● **RECORDS TO PROCESS**:
___

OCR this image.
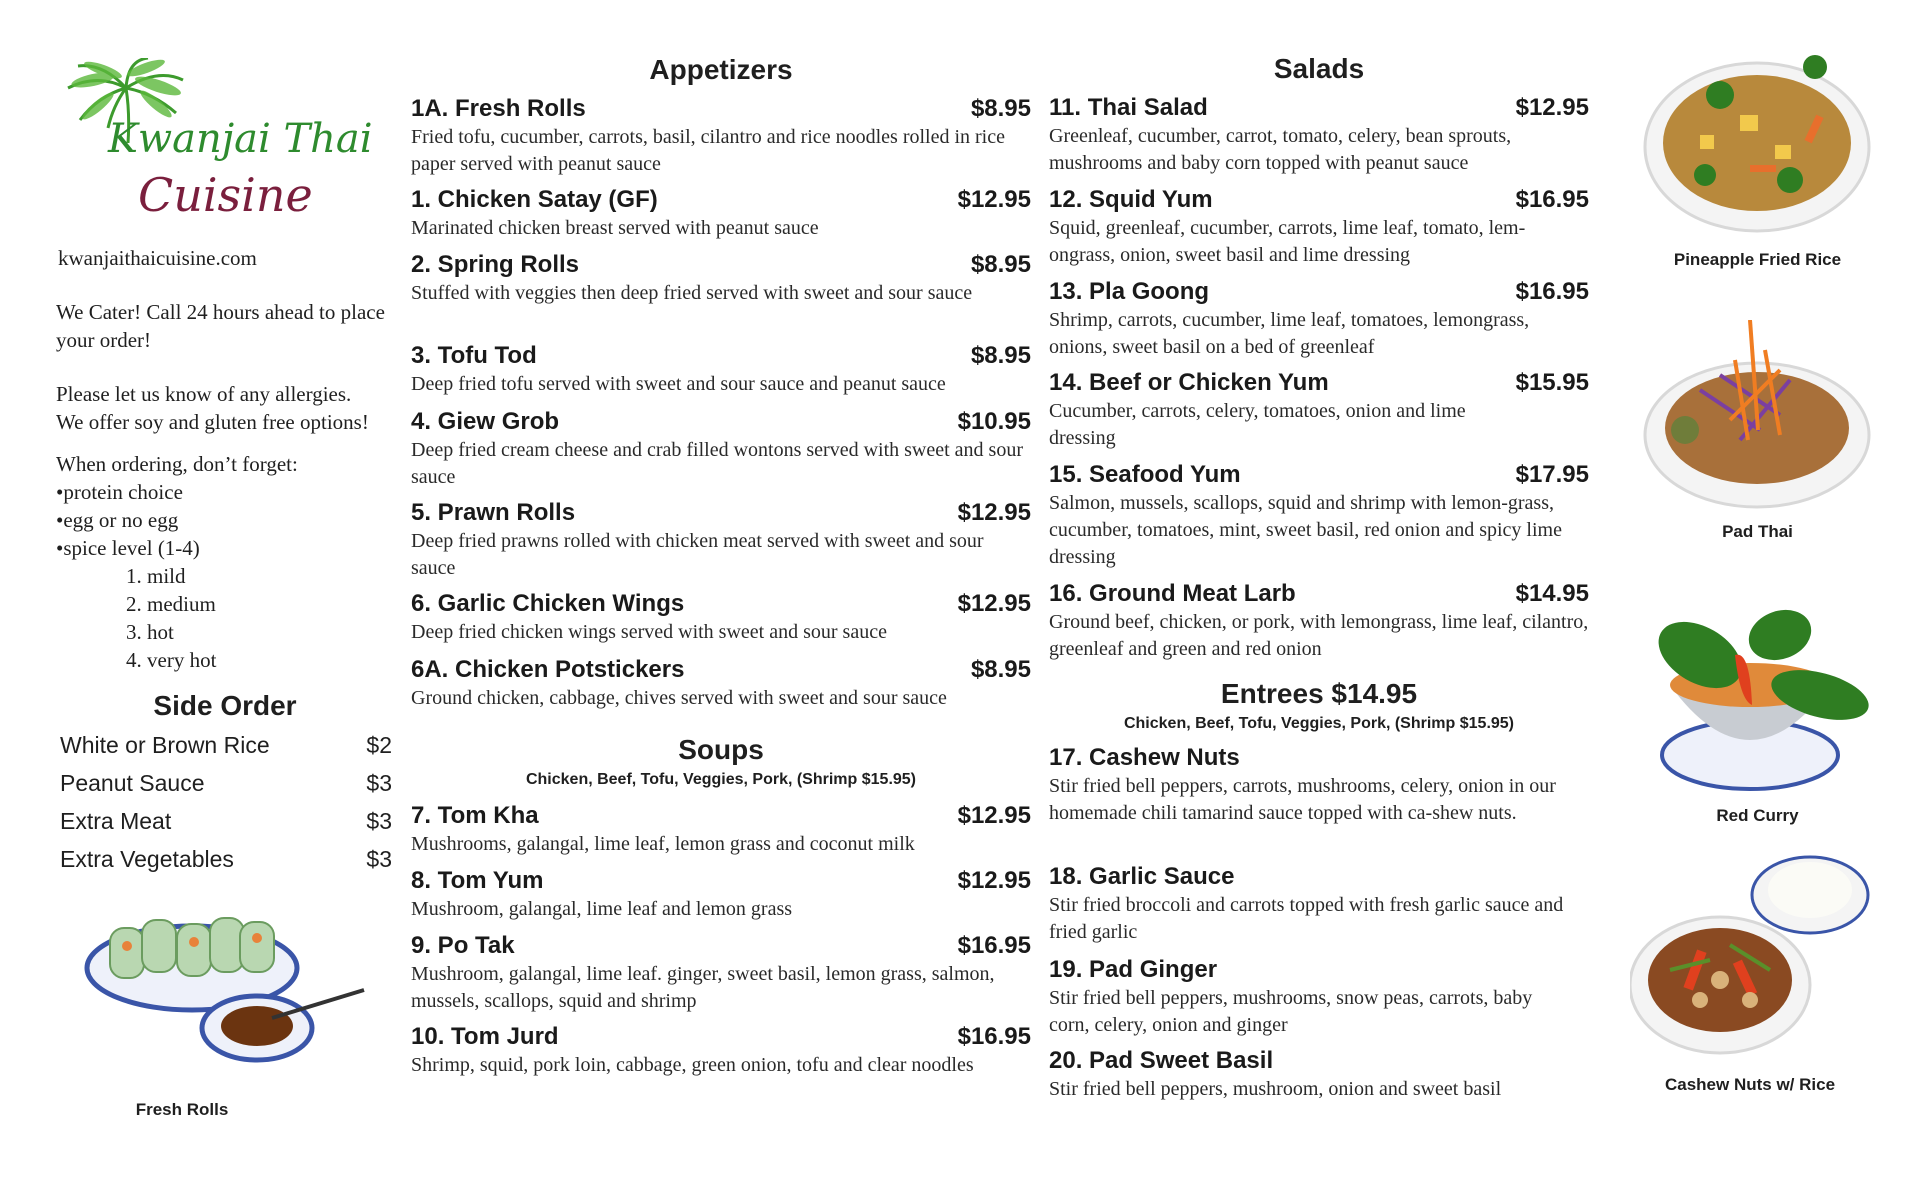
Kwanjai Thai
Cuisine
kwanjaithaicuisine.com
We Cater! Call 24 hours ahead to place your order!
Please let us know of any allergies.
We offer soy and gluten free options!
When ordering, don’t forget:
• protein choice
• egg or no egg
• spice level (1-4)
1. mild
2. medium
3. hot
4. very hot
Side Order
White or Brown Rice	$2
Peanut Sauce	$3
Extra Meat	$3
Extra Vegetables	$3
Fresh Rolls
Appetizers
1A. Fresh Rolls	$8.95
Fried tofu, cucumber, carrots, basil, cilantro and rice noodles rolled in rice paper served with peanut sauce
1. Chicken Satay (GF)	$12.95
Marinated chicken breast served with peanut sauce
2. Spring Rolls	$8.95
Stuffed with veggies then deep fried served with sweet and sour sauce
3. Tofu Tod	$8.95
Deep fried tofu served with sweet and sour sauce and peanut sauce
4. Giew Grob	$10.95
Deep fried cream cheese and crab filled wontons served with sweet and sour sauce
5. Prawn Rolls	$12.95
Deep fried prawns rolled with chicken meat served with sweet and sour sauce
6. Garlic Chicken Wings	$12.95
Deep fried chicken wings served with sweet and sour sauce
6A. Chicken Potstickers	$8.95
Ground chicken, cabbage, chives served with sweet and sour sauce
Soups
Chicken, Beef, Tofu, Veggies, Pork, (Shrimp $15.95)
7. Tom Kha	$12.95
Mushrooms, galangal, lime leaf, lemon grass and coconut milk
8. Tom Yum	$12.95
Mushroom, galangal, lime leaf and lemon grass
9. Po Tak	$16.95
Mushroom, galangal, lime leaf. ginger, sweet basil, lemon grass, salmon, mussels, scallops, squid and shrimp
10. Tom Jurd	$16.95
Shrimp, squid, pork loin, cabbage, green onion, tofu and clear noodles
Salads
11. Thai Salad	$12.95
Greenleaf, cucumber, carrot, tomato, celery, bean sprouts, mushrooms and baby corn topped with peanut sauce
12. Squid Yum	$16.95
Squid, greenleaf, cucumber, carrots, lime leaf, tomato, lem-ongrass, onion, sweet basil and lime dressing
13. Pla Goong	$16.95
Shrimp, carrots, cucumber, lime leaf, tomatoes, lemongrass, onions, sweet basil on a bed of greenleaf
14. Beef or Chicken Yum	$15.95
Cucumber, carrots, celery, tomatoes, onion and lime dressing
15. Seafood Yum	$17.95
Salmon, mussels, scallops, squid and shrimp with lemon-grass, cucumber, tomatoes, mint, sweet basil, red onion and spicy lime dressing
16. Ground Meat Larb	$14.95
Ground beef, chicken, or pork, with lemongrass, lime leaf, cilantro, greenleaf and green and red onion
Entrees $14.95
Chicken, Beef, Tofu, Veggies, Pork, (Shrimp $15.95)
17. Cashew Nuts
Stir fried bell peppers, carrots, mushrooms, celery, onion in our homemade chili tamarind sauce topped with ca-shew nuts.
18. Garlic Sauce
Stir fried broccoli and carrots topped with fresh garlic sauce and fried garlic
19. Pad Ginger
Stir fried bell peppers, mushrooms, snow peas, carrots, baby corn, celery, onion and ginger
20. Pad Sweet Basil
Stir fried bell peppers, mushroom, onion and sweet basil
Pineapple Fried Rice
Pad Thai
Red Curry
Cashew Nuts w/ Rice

___

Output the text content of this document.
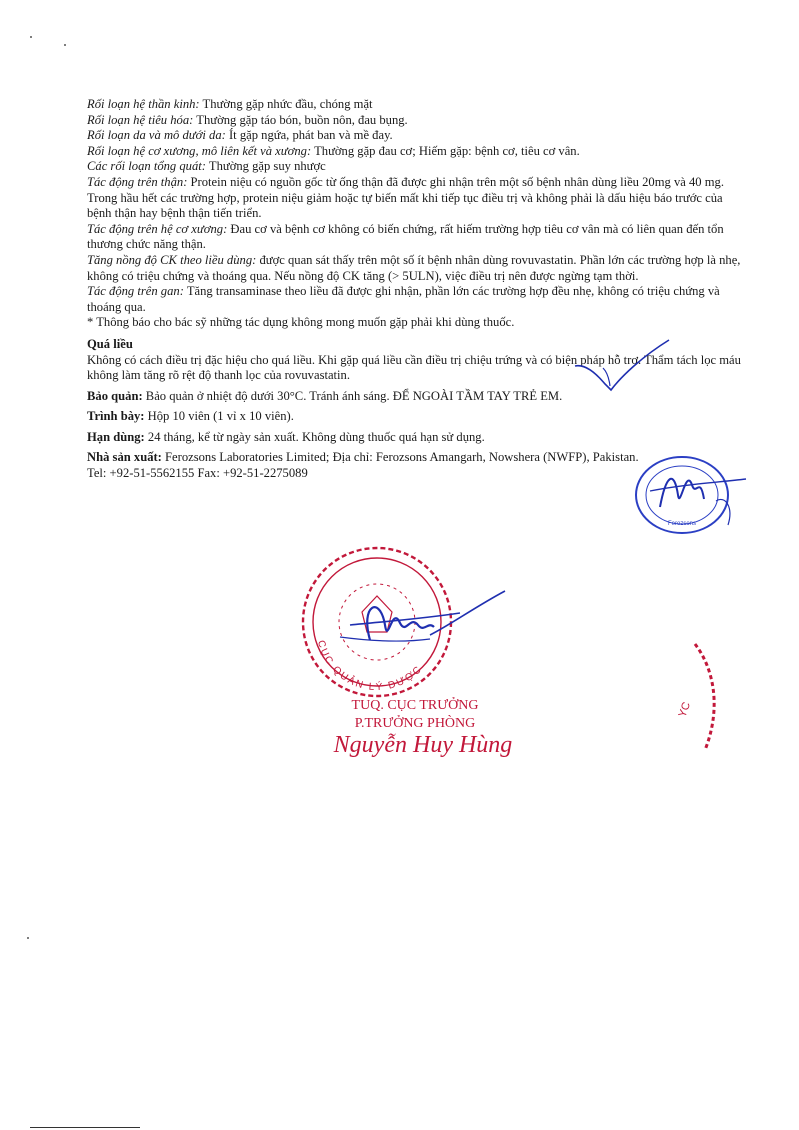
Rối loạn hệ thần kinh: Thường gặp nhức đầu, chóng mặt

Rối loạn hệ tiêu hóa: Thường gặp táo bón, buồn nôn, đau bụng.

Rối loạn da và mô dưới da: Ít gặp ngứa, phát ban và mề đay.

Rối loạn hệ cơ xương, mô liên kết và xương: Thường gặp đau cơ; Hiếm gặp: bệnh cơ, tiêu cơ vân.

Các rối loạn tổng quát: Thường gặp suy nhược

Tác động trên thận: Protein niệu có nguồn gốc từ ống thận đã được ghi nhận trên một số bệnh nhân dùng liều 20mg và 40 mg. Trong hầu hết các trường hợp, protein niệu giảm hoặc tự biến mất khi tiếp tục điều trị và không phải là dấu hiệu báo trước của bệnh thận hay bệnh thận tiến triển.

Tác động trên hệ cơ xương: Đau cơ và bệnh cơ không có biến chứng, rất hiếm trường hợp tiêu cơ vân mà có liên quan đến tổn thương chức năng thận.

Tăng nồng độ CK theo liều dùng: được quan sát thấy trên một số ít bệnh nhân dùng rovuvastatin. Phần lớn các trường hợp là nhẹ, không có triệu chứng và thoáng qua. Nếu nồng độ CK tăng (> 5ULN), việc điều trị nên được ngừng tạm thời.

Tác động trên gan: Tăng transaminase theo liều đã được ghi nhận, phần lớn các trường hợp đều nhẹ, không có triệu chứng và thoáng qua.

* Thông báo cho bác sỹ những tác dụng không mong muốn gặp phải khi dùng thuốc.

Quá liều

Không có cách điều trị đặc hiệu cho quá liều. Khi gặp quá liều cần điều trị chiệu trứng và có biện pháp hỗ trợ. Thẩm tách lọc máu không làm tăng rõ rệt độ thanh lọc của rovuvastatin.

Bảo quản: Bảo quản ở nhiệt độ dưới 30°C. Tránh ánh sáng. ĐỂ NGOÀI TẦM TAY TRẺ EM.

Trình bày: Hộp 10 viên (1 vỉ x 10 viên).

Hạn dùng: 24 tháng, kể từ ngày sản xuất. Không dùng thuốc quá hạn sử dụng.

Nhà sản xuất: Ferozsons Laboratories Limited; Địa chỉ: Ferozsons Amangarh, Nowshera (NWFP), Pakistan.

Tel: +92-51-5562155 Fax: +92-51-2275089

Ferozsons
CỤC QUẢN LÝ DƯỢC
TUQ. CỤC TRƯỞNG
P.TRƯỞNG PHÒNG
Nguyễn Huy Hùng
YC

___

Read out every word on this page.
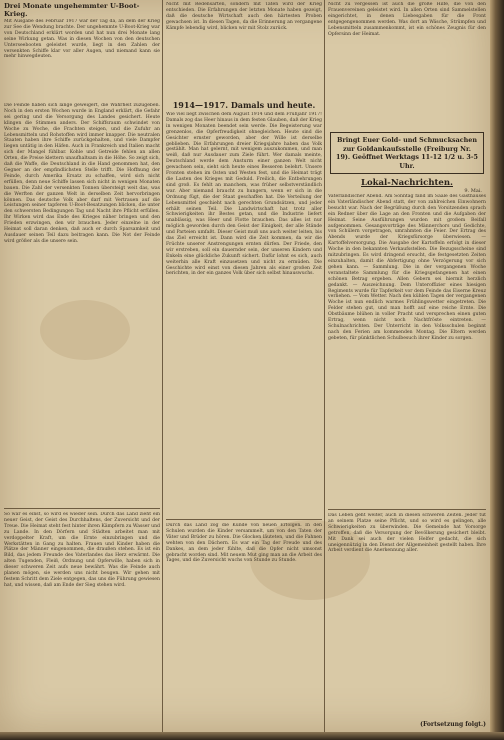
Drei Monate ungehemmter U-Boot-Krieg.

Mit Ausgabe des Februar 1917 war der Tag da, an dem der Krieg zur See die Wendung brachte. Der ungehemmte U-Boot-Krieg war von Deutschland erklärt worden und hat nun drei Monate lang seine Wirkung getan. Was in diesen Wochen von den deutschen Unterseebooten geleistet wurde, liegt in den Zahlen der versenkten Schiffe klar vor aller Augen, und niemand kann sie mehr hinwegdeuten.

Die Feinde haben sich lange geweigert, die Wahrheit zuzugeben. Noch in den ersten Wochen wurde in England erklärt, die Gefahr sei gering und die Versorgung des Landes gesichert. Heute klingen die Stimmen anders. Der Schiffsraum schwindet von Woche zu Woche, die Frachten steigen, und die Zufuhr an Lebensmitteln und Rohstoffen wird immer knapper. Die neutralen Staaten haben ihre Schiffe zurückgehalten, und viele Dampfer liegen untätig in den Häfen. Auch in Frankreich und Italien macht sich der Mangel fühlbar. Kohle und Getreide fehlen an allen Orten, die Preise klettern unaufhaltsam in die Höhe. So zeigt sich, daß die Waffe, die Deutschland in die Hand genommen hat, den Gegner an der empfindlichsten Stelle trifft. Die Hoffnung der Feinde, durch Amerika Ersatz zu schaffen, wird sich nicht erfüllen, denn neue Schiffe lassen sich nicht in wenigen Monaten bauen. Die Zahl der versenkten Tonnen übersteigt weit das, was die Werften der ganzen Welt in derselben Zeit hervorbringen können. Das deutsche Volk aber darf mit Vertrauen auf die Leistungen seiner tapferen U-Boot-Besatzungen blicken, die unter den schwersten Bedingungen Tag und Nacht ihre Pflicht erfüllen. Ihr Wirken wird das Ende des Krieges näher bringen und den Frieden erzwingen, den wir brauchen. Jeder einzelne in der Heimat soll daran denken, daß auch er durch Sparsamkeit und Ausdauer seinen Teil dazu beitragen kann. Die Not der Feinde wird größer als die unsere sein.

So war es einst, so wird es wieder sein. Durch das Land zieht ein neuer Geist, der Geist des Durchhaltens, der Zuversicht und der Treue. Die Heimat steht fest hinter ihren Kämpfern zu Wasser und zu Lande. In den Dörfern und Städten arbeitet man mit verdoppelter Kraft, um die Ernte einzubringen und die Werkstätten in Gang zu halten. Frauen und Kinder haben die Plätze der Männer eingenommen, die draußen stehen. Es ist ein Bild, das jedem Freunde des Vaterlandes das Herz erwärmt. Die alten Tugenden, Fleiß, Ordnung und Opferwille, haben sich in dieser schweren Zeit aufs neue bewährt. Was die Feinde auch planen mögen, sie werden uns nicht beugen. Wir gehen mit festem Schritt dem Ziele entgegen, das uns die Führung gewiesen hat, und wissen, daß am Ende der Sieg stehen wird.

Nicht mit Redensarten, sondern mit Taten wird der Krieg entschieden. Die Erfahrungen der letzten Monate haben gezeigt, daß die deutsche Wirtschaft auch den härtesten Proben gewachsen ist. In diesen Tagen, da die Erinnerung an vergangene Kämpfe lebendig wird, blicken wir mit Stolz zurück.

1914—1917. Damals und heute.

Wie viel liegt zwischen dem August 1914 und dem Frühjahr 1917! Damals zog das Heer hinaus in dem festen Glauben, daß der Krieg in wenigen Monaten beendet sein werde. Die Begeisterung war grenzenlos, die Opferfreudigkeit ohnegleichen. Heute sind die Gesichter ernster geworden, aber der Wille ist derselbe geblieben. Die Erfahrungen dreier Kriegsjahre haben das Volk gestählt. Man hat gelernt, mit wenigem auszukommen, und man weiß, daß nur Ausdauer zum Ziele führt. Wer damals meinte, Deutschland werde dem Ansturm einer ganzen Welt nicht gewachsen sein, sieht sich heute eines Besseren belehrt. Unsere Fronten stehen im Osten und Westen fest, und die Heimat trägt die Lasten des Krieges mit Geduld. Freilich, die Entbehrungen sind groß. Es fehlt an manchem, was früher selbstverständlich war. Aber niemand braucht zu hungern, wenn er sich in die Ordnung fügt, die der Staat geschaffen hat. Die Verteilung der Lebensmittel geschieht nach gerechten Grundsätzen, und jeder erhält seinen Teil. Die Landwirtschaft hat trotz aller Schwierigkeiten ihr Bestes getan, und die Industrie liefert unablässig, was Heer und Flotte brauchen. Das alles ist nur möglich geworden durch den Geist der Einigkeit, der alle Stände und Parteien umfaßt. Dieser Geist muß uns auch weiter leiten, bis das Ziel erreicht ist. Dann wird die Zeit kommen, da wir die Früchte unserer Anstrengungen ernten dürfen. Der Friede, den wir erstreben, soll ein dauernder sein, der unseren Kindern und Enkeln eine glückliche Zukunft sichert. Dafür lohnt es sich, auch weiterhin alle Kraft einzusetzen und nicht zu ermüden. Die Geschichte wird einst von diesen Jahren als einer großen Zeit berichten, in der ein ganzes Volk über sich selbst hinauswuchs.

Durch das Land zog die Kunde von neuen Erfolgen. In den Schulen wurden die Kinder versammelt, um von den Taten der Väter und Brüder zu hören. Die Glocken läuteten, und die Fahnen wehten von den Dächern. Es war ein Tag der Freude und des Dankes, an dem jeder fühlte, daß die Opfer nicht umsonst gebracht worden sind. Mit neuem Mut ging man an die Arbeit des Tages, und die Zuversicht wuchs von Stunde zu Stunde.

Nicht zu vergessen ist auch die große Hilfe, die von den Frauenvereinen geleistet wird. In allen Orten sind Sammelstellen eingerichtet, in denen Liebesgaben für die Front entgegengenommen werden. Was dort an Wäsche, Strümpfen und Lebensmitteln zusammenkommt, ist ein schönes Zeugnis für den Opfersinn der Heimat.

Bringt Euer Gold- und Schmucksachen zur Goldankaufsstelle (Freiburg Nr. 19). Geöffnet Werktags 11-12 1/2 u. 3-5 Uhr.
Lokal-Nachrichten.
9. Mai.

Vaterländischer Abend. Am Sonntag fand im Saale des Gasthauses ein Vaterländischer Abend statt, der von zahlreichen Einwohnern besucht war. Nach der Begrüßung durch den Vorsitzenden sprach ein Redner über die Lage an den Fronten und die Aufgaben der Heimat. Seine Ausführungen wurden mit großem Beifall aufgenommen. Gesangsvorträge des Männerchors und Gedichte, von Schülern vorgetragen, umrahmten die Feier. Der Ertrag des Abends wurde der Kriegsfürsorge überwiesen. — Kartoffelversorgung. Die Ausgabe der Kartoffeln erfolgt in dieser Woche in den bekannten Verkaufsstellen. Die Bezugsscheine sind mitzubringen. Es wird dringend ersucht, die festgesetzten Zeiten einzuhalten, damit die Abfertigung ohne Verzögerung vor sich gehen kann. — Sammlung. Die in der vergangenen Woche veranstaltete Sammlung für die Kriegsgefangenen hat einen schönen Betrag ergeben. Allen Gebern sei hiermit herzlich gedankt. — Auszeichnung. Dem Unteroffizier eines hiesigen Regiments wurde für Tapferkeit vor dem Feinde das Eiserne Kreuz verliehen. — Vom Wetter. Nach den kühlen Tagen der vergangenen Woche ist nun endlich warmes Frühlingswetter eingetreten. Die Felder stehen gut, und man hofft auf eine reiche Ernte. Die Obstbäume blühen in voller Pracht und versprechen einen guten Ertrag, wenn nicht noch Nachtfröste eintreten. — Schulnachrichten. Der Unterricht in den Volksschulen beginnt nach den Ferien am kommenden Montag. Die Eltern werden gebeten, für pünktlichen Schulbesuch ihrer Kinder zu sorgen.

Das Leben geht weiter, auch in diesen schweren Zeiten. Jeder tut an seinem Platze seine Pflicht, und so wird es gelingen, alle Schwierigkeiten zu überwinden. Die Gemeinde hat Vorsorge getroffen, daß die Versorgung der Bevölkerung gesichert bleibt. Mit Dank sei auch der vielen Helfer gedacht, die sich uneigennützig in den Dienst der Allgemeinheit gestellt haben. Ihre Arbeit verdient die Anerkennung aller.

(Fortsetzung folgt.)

___

Find and copy each line of the data where "xương" is present.

Rối loạn hệ cơ xương, mô liên kết và xương: Thường gặp đau cơ; Hiếm gặp: bệnh cơ, tiêu cơ vân.
Tác động trên hệ cơ xương: Đau cơ và bệnh cơ không có biến chứng, rất hiếm trường hợp tiêu cơ vân mà có liên quan đến tổn thương chức năng thận.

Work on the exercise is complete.